**WORK INSTRUCTIONS:** Set out the data from its start through the line containing "document-body (146, 128, 816, 1094)" as a JSON list of strings, one string per line, with blank lines omitted.

**SUPPLIED MATERIAL:**
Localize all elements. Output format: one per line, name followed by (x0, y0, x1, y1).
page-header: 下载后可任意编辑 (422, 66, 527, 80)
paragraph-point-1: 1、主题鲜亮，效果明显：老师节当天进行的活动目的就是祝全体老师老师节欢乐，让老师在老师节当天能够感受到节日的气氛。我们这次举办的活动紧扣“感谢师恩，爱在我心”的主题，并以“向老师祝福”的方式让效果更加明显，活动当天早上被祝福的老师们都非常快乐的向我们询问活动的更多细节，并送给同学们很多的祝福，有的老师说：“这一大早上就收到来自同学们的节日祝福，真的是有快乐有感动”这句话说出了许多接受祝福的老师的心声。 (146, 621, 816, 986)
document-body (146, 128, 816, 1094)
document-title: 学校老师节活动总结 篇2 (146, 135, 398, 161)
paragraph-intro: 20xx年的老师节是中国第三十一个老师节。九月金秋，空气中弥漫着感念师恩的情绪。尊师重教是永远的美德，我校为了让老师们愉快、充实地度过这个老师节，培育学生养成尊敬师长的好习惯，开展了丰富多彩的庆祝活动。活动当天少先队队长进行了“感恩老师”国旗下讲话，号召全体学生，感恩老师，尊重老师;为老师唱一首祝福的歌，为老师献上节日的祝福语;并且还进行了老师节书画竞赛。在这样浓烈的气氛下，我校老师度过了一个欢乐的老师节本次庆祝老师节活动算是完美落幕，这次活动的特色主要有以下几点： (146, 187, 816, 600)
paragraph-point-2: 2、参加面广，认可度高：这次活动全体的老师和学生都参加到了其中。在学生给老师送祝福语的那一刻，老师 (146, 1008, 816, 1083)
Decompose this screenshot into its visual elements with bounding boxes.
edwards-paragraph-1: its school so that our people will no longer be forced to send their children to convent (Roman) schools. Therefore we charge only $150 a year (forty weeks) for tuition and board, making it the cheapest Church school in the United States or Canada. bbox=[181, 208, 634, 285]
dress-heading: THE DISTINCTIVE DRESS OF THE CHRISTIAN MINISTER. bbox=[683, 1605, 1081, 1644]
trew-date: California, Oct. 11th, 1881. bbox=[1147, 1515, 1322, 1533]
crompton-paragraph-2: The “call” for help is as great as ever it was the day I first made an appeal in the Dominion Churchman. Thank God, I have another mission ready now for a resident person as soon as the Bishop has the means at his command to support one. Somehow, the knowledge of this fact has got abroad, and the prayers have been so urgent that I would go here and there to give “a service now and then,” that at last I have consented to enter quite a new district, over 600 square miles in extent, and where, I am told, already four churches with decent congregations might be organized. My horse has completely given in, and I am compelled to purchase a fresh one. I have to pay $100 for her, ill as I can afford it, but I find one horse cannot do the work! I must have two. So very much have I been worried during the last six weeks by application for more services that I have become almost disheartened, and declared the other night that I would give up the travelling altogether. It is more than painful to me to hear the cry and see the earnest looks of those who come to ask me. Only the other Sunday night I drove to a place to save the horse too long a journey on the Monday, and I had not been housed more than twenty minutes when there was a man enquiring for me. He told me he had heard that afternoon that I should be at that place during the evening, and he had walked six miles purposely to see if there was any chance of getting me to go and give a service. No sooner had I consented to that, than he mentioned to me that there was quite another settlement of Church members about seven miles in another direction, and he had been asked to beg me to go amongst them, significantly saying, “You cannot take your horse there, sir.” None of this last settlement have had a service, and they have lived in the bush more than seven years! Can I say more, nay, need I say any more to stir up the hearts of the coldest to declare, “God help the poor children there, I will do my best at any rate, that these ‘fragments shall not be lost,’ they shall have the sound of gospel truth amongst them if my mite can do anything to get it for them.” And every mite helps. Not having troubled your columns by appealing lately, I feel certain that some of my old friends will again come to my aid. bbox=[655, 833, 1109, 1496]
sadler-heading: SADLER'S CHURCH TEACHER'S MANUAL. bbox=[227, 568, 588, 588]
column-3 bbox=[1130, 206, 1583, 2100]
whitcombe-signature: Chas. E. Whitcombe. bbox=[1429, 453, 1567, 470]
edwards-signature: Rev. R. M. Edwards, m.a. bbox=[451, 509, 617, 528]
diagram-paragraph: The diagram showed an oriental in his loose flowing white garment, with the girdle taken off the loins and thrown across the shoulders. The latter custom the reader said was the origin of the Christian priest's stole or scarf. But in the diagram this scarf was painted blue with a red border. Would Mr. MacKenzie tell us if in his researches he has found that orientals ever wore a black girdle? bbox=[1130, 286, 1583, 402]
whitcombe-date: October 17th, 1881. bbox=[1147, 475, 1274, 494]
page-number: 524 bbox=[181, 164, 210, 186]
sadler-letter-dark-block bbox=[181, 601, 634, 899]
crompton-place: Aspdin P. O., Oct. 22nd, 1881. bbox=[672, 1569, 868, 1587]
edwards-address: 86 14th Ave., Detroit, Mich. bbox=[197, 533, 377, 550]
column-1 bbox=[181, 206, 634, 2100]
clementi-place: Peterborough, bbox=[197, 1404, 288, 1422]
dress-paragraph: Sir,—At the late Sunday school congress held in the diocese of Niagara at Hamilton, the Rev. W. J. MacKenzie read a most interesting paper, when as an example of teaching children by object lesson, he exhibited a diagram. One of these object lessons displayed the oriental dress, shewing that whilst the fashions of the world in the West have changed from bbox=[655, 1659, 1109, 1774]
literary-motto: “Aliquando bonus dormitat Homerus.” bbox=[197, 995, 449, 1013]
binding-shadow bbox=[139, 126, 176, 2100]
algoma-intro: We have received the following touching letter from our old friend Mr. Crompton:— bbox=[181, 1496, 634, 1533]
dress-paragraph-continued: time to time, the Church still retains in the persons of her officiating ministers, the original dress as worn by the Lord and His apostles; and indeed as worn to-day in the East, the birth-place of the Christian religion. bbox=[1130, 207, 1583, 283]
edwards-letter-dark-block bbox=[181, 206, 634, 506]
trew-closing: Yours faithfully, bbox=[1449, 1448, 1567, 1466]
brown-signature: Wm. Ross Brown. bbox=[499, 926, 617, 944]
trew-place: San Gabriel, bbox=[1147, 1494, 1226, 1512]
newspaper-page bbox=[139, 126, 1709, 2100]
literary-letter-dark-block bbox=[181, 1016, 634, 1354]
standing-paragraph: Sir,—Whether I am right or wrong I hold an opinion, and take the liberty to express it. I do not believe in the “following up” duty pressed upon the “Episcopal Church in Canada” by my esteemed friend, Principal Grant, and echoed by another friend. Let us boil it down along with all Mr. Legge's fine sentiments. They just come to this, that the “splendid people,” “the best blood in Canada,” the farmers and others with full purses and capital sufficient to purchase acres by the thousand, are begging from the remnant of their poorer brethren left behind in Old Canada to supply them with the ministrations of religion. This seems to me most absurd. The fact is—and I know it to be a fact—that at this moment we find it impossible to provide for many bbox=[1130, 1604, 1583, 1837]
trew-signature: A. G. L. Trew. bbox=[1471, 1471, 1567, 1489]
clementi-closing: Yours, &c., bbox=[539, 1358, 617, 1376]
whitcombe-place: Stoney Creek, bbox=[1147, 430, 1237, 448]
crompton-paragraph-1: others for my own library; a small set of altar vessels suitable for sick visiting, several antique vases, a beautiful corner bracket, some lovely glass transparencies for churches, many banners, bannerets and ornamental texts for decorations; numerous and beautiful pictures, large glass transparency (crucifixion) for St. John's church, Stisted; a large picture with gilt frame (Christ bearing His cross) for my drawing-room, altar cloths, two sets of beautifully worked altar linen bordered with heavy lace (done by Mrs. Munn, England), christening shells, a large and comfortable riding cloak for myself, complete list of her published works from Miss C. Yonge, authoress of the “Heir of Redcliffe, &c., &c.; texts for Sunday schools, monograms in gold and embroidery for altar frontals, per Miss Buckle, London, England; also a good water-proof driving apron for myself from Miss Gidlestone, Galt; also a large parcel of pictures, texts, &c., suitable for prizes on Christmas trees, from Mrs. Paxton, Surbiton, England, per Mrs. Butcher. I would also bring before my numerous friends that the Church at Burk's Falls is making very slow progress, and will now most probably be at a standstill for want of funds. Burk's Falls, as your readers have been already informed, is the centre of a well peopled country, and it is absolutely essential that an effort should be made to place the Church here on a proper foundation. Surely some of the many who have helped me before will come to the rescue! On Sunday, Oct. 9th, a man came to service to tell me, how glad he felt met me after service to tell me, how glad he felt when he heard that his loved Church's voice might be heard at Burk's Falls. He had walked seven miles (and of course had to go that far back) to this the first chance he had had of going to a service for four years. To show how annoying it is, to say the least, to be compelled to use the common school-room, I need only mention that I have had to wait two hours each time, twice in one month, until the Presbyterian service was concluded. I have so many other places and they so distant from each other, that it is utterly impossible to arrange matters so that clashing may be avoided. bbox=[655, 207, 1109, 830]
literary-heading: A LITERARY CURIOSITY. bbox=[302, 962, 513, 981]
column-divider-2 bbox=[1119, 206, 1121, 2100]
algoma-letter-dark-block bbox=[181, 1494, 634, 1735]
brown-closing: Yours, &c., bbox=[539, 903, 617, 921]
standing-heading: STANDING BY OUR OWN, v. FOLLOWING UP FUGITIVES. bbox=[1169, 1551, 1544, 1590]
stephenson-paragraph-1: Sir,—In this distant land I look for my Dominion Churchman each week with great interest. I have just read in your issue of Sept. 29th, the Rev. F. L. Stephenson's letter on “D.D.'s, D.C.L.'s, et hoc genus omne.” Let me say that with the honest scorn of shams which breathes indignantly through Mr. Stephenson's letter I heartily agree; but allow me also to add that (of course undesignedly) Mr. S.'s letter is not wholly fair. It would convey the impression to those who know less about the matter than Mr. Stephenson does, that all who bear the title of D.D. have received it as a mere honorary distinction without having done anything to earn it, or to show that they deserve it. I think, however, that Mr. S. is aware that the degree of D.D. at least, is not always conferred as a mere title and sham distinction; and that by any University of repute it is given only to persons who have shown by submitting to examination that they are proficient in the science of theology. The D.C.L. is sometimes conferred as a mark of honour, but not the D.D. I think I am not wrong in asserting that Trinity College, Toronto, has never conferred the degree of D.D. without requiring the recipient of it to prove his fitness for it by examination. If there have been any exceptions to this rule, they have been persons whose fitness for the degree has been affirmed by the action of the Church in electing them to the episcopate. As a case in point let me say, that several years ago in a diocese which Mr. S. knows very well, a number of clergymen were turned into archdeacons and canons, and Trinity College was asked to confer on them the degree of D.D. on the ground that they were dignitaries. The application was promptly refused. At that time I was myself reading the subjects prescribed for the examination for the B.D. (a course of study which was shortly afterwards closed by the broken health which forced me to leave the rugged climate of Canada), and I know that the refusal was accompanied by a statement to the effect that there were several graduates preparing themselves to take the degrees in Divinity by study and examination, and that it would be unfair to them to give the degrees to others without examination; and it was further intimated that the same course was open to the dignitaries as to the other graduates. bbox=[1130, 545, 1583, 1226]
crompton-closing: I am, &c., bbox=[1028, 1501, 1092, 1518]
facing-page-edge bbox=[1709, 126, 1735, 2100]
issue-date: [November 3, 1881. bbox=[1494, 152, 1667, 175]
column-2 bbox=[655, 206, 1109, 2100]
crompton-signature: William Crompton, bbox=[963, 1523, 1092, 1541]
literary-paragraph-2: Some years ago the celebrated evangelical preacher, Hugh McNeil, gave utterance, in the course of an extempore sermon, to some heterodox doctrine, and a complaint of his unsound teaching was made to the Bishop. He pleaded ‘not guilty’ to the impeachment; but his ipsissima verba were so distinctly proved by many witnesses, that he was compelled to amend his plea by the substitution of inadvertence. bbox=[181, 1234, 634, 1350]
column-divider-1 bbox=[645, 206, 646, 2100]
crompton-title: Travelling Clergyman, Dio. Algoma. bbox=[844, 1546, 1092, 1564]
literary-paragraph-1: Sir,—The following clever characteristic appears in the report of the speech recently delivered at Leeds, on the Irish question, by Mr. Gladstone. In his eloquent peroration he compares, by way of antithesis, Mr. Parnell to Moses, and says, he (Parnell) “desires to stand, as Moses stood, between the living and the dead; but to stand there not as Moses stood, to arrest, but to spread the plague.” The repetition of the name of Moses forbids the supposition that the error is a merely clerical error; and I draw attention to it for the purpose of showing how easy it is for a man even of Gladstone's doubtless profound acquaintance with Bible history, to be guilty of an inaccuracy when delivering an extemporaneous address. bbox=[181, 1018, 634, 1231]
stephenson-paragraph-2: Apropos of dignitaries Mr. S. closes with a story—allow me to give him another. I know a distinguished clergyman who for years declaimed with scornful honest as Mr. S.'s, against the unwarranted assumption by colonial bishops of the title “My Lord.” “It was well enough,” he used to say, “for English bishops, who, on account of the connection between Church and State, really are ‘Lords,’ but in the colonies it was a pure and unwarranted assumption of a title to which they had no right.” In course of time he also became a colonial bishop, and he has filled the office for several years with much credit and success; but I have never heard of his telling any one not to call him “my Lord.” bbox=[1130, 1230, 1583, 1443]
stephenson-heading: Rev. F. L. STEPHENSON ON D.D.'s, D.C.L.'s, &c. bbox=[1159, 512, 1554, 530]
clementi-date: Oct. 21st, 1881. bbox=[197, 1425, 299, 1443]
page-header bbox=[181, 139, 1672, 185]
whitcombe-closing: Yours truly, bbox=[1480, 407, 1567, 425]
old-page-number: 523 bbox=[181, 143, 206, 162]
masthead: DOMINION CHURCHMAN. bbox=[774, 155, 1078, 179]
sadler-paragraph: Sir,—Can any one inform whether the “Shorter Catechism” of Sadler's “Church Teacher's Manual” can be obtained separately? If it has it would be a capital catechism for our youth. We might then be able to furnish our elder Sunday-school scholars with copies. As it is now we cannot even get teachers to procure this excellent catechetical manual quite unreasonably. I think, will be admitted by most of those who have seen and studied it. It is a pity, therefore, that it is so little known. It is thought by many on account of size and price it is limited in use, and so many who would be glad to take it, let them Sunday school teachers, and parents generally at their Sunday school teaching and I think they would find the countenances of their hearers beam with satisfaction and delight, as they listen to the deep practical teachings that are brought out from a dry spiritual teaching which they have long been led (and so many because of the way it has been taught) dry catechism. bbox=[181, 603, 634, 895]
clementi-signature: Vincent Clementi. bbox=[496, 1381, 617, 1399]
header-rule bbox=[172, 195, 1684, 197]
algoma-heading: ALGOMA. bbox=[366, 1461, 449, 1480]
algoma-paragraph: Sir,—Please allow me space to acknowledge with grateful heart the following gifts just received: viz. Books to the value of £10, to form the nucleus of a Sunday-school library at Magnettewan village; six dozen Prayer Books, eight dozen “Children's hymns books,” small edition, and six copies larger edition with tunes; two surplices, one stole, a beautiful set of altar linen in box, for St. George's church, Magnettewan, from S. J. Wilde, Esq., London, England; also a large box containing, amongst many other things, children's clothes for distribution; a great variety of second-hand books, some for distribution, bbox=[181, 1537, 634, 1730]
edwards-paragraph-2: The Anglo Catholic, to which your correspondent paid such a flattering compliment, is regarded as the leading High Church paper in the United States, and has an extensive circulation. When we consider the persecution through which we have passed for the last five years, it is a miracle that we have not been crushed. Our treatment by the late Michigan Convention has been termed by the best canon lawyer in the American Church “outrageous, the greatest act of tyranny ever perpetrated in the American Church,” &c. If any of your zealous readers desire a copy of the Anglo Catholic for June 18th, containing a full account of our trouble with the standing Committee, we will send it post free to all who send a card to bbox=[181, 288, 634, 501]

**FINISHED TASK:**
[
  "Localize all elements. Output format: one per line, name followed by (x0, y0, x1, y1).",
  "page-header: 下载后可任意编辑 (422, 66, 527, 80)",
  "paragraph-point-1: 1、主题鲜亮，效果明显：老师节当天进行的活动目的就是祝全体老师老师节欢乐，让老师在老师节当天能够感受到节日的气氛。我们这次举办的活动紧扣“感谢师恩，爱在我心”的主题，并以“向老师祝福”的方式让效果更加明显，活动当天早上被祝福的老师们都非常快乐的向我们询问活动的更多细节，并送给同学们很多的祝福，有的老师说：“这一大早上就收到来自同学们的节日祝福，真的是有快乐有感动”这句话说出了许多接受祝福的老师的心声。 (146, 621, 816, 986)",
  "document-body (146, 128, 816, 1094)"
]